**Instruction 1:** Retype everything in the passage about the Web Summit book below, from "History is a" down to "shortly before Christmas.".
**Instruction 2:**
Answer these questions using the passage about the Web Summit book below:
(a) Which publication is Catherine Sanz associated with?
(b) How many pages long is her study?
(c) Which magazine was Cosgrave involved with during his TCD years?
**Instruction 3:** According to the passage about the Web Summit book below, why is history a leading genre in Ireland over political commentary? Answer in one to three sentences.

**Document excerpt:**
[START]
History is a leading genre in Ireland over political commentary for a reason, where a stray sentence or a piece of legally dubious prose can be enough to land an author in a world of judicial hurt.
Running this gauntlet and capturing, not so much the story of one man and his company, but the very zeitgeist of post-Crash Irish capitalism, Catherine Sanz's (of the Business Post) 313-page study ‘Drama Drives Interest: The Web Summit Story’ made it onto bookshelves shortly before Christmas.
Born from downturn-era TCD student politics, before catching lightening in a bottle as Ireland Inc. sought to rebuild itself from the ashes of the banking crash, “The Web Summit Story” gathers accounts within the Paddy Cosgrave axis pertaining to what went right and wrong in the Silicon Valley fellowship that sought to remake Ireland.
From its germination in the Georgian Houses around the Irish tech scene as a spirited spinoff of the digital democracy initiatives of the early 2010s, the story chronicles the transformation of the Summit into becoming the leading interface between Dublin and Big Tech
Very much a middle-class product of the comprador class he now rails against, Cosgrave built his initial social network during his TCD years, ironically earning a reputation for stances against PC culture through his involvement with the irreverent Piranha magazine.
[END]
**Collected material:**
[START]
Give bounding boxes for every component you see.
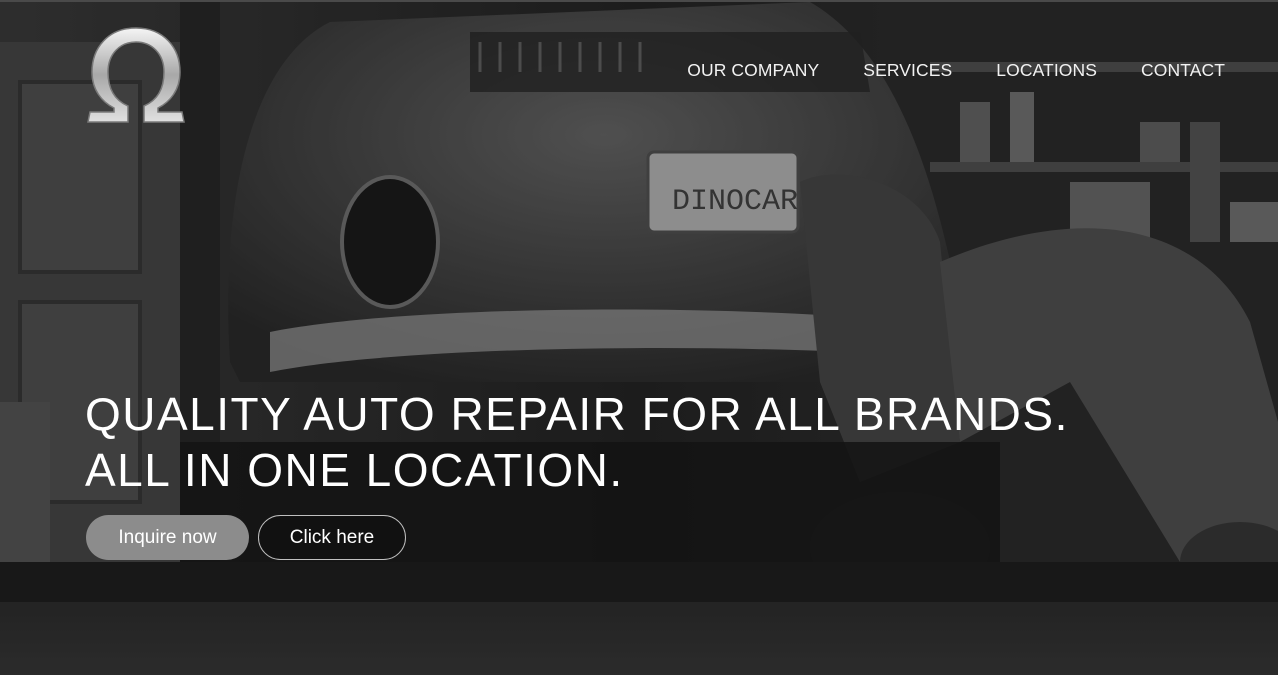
[END]
**Correct answer 1:**
History is a leading genre in Ireland over political commentary for a reason, where a stray sentence or a piece of legally dubious prose can be enough to land an author in a world of judicial hurt.
Running this gauntlet and capturing, not so much the story of one man and his company, but the very zeitgeist of post-Crash Irish capitalism, Catherine Sanz's (of the Business Post) 313-page study ‘Drama Drives Interest: The Web Summit Story’ made it onto bookshelves shortly before Christmas.

**Correct answer 2:**
(a) The Business Post.
(b) 313 pages.
(c) The Piranha magazine.

**Correct answer 3:** In Ireland, a stray sentence or a piece of legally dubious prose can be enough to land an author in a world of judicial hurt. That risk is why history leads over political commentary.